= Exercise instructions =
Below are some entries. Output each one exactly as it appears.

= Data supplied =
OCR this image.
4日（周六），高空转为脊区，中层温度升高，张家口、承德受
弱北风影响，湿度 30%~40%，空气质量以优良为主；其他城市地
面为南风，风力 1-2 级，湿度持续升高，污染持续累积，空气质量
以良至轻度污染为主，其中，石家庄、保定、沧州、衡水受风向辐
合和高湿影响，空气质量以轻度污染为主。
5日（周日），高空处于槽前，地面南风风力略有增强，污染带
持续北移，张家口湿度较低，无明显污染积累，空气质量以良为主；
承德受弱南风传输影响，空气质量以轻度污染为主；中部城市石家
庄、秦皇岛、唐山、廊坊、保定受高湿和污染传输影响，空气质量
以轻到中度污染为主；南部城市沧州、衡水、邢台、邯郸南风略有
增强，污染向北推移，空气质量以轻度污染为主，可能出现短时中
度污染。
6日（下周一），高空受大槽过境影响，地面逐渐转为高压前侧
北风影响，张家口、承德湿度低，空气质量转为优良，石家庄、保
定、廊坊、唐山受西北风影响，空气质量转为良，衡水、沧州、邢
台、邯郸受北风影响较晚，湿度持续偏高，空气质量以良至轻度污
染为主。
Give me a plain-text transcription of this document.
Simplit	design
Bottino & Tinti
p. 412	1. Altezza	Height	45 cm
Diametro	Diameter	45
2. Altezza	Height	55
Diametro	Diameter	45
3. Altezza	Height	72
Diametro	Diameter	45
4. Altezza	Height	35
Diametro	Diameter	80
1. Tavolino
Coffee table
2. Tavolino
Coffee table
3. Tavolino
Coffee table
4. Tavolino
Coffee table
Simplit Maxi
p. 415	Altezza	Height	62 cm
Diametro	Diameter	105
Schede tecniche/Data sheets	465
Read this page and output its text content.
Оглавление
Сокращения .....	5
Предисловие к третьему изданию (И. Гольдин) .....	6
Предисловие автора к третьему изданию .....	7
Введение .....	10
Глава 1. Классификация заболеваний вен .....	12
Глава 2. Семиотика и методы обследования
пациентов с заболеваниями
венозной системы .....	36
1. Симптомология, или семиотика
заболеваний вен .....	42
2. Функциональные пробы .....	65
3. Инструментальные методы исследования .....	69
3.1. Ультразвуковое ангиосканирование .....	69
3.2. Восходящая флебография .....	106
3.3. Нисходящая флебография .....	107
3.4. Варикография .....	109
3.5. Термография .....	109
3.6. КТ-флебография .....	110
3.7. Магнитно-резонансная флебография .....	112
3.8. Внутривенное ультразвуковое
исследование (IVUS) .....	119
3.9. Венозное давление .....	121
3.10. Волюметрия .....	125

= Task result =
OCR this image.
4日（周六），高空转为脊区，中层温度升高，张家口、承德受
弱北风影响，湿度 30%~40%，空气质量以优良为主；其他城市地
面为南风，风力 1-2 级，湿度持续升高，污染持续累积，空气质量
以良至轻度污染为主，其中，石家庄、保定、沧州、衡水受风向辐
合和高湿影响，空气质量以轻度污染为主。
5日（周日），高空处于槽前，地面南风风力略有增强，污染带
持续北移，张家口湿度较低，无明显污染积累，空气质量以良为主；
承德受弱南风传输影响，空气质量以轻度污染为主；中部城市石家
庄、秦皇岛、唐山、廊坊、保定受高湿和污染传输影响，空气质量
以轻到中度污染为主；南部城市沧州、衡水、邢台、邯郸南风略有
增强，污染向北推移，空气质量以轻度污染为主，可能出现短时中
度污染。
6日（下周一），高空受大槽过境影响，地面逐渐转为高压前侧
北风影响，张家口、承德湿度低，空气质量转为优良，石家庄、保
定、廊坊、唐山受西北风影响，空气质量转为良，衡水、沧州、邢
台、邯郸受北风影响较晚，湿度持续偏高，空气质量以良至轻度污
染为主。
Give me a plain-text transcription of this document.
Simplit	design
Bottino & Tinti
p. 412	1. Altezza	Height	45 cm
Diametro	Diameter	45
2. Altezza	Height	55
Diametro	Diameter	45
3. Altezza	Height	72
Diametro	Diameter	45
4. Altezza	Height	35
Diametro	Diameter	80
1. Tavolino
Coffee table
2. Tavolino
Coffee table
3. Tavolino
Coffee table
4. Tavolino
Coffee table
Simplit Maxi
p. 415	Altezza	Height	62 cm
Diametro	Diameter	105
Schede tecniche/Data sheets	465
Read this page and output its text content.
Оглавление
Сокращения .....	5
Предисловие к третьему изданию (И. Гольдин) .....	6
Предисловие автора к третьему изданию .....	7
Введение .....	10
Глава 1. Классификация заболеваний вен .....	12
Глава 2. Семиотика и методы обследования
пациентов с заболеваниями
венозной системы .....	36
1. Симптомология, или семиотика
заболеваний вен .....	42
2. Функциональные пробы .....	65
3. Инструментальные методы исследования .....	69
3.1. Ультразвуковое ангиосканирование .....	69
3.2. Восходящая флебография .....	106
3.3. Нисходящая флебография .....	107
3.4. Варикография .....	109
3.5. Термография .....	109
3.6. КТ-флебография .....	110
3.7. Магнитно-резонансная флебография .....	112
3.8. Внутривенное ультразвуковое
исследование (IVUS) .....	119
3.9. Венозное давление .....	121
3.10. Волюметрия .....	125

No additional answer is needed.